→ **Directions for this task**:
Restate the records below word for word, and omit the images they hold.
-- Start of Input data --
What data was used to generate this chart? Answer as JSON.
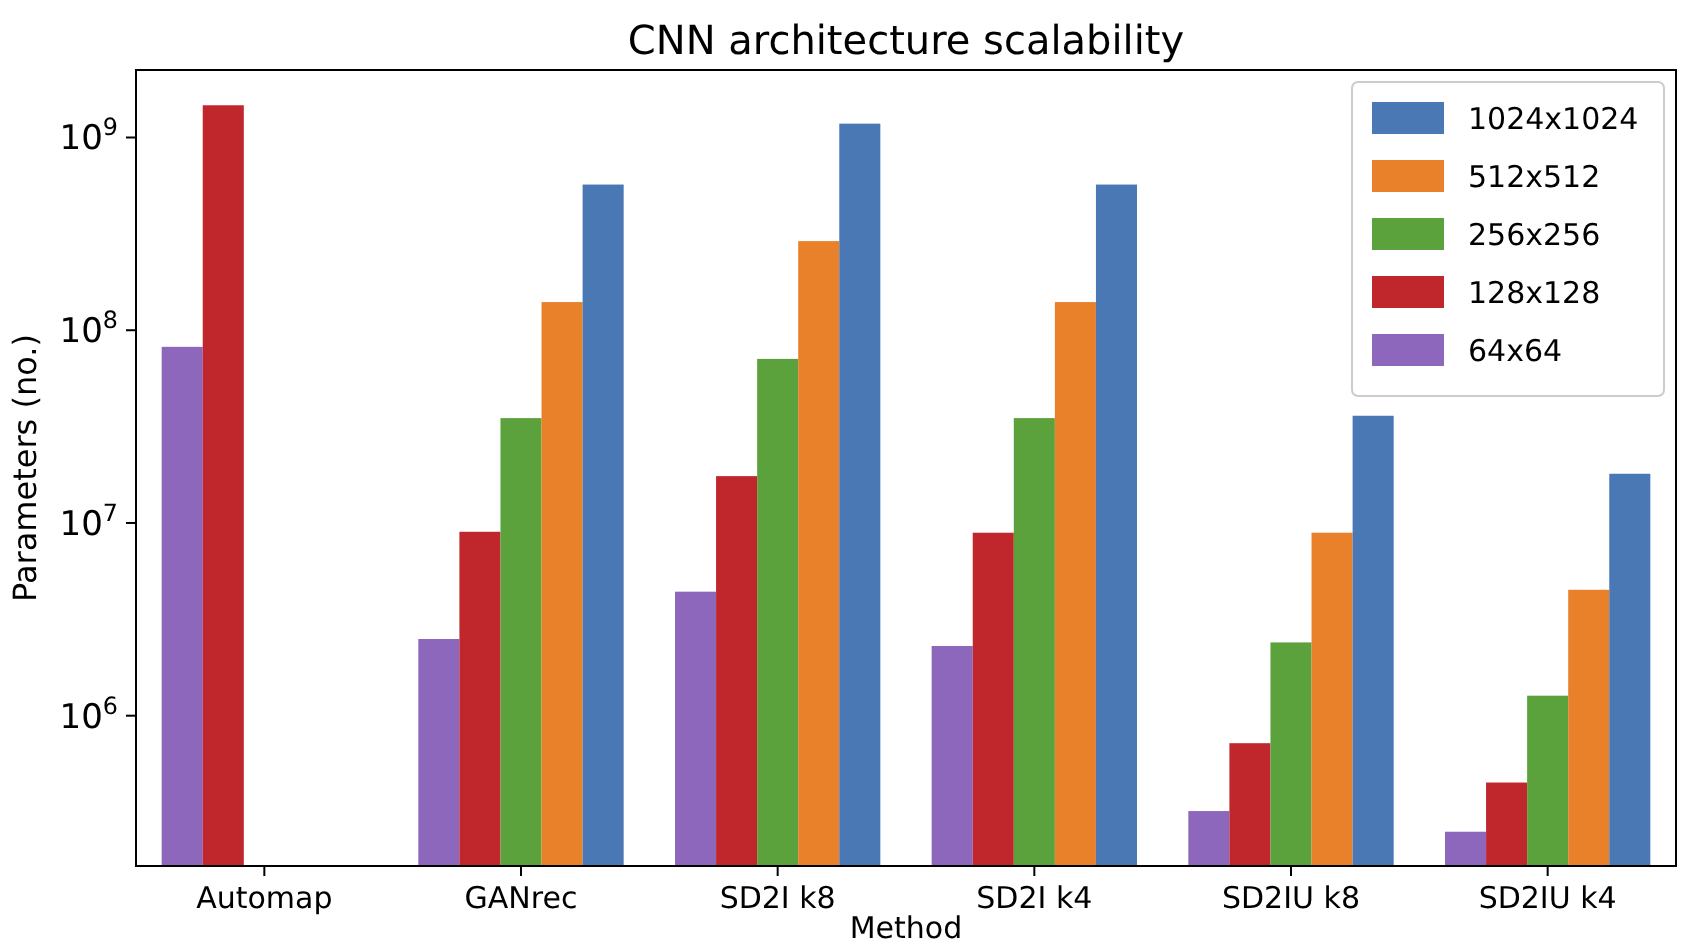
{
  "chart_data": {
    "type": "bar",
    "title": "CNN architecture scalability",
    "xlabel": "Method",
    "ylabel": "Parameters (no.)",
    "categories": [
      "Automap",
      "GANrec",
      "SD2I k8",
      "SD2I k4",
      "SD2IU k8",
      "SD2IU k4"
    ],
    "series": [
      {
        "name": "64x64",
        "color": "#8c67bb",
        "values": [
          82000000,
          2500000,
          4400000,
          2300000,
          320000,
          250000
        ]
      },
      {
        "name": "128x128",
        "color": "#c0272d",
        "values": [
          1470000000,
          9000000,
          17500000,
          8900000,
          720000,
          450000
        ]
      },
      {
        "name": "256x256",
        "color": "#5ba13c",
        "values": [
          null,
          35000000,
          71000000,
          35000000,
          2400000,
          1270000
        ]
      },
      {
        "name": "512x512",
        "color": "#e8812a",
        "values": [
          null,
          140000000,
          290000000,
          140000000,
          8900000,
          4500000
        ]
      },
      {
        "name": "1024x1024",
        "color": "#4a78b4",
        "values": [
          null,
          570000000,
          1180000000,
          570000000,
          36000000,
          18000000
        ]
      }
    ],
    "log": "y",
    "ylim": [
      166000,
      2240000000
    ],
    "yticks": [
      {
        "value": 1000000,
        "label": "10$^{6}$"
      },
      {
        "value": 10000000,
        "label": "10$^{7}$"
      },
      {
        "value": 100000000,
        "label": "10$^{8}$"
      },
      {
        "value": 1000000000,
        "label": "10$^{9}$"
      }
    ],
    "grid": false,
    "legend": "top right"
  }
}
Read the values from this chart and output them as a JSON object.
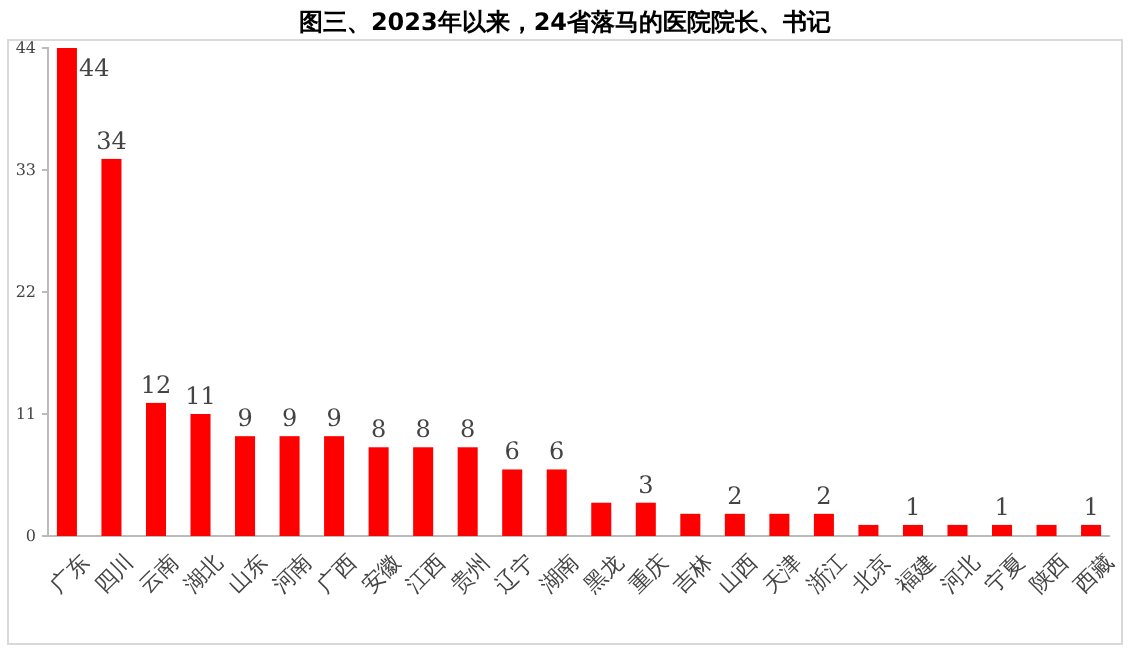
{
  "chart_data": {
    "type": "bar",
    "title": "图三、2023年以来，24省落马的医院院长、书记",
    "categories": [
      "广东",
      "四川",
      "云南",
      "湖北",
      "山东",
      "河南",
      "广西",
      "安徽",
      "江西",
      "贵州",
      "辽宁",
      "湖南",
      "黑龙",
      "重庆",
      "吉林",
      "山西",
      "天津",
      "浙江",
      "北京",
      "福建",
      "河北",
      "宁夏",
      "陕西",
      "西藏"
    ],
    "values": [
      44,
      34,
      12,
      11,
      9,
      9,
      9,
      8,
      8,
      8,
      6,
      6,
      3,
      3,
      2,
      2,
      2,
      2,
      1,
      1,
      1,
      1,
      1,
      1
    ],
    "value_labels": [
      "44",
      "34",
      "12",
      "11",
      "9",
      "9",
      "9",
      "8",
      "8",
      "8",
      "6",
      "6",
      null,
      "3",
      null,
      "2",
      null,
      "2",
      null,
      "1",
      null,
      "1",
      null,
      "1"
    ],
    "color": "#ff0000",
    "ylim": [
      0,
      44
    ],
    "yticks": [
      0,
      11,
      22,
      33,
      44
    ],
    "grid": false
  }
}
-- End of Input data --
→ **Response below**:
What data was used to generate this chart? Answer as JSON.
{
  "chart_data": {
    "type": "bar",
    "title": "CNN architecture scalability",
    "xlabel": "Method",
    "ylabel": "Parameters (no.)",
    "categories": [
      "Automap",
      "GANrec",
      "SD2I k8",
      "SD2I k4",
      "SD2IU k8",
      "SD2IU k4"
    ],
    "series": [
      {
        "name": "64x64",
        "color": "#8c67bb",
        "values": [
          82000000,
          2500000,
          4400000,
          2300000,
          320000,
          250000
        ]
      },
      {
        "name": "128x128",
        "color": "#c0272d",
        "values": [
          1470000000,
          9000000,
          17500000,
          8900000,
          720000,
          450000
        ]
      },
      {
        "name": "256x256",
        "color": "#5ba13c",
        "values": [
          null,
          35000000,
          71000000,
          35000000,
          2400000,
          1270000
        ]
      },
      {
        "name": "512x512",
        "color": "#e8812a",
        "values": [
          null,
          140000000,
          290000000,
          140000000,
          8900000,
          4500000
        ]
      },
      {
        "name": "1024x1024",
        "color": "#4a78b4",
        "values": [
          null,
          570000000,
          1180000000,
          570000000,
          36000000,
          18000000
        ]
      }
    ],
    "log": "y",
    "ylim": [
      166000,
      2240000000
    ],
    "yticks": [
      {
        "value": 1000000,
        "label": "10$^{6}$"
      },
      {
        "value": 10000000,
        "label": "10$^{7}$"
      },
      {
        "value": 100000000,
        "label": "10$^{8}$"
      },
      {
        "value": 1000000000,
        "label": "10$^{9}$"
      }
    ],
    "grid": false,
    "legend": "top right"
  }
}
Read the values from this chart and output them as a JSON object.
{
  "chart_data": {
    "type": "bar",
    "title": "图三、2023年以来，24省落马的医院院长、书记",
    "categories": [
      "广东",
      "四川",
      "云南",
      "湖北",
      "山东",
      "河南",
      "广西",
      "安徽",
      "江西",
      "贵州",
      "辽宁",
      "湖南",
      "黑龙",
      "重庆",
      "吉林",
      "山西",
      "天津",
      "浙江",
      "北京",
      "福建",
      "河北",
      "宁夏",
      "陕西",
      "西藏"
    ],
    "values": [
      44,
      34,
      12,
      11,
      9,
      9,
      9,
      8,
      8,
      8,
      6,
      6,
      3,
      3,
      2,
      2,
      2,
      2,
      1,
      1,
      1,
      1,
      1,
      1
    ],
    "value_labels": [
      "44",
      "34",
      "12",
      "11",
      "9",
      "9",
      "9",
      "8",
      "8",
      "8",
      "6",
      "6",
      null,
      "3",
      null,
      "2",
      null,
      "2",
      null,
      "1",
      null,
      "1",
      null,
      "1"
    ],
    "color": "#ff0000",
    "ylim": [
      0,
      44
    ],
    "yticks": [
      0,
      11,
      22,
      33,
      44
    ],
    "grid": false
  }
}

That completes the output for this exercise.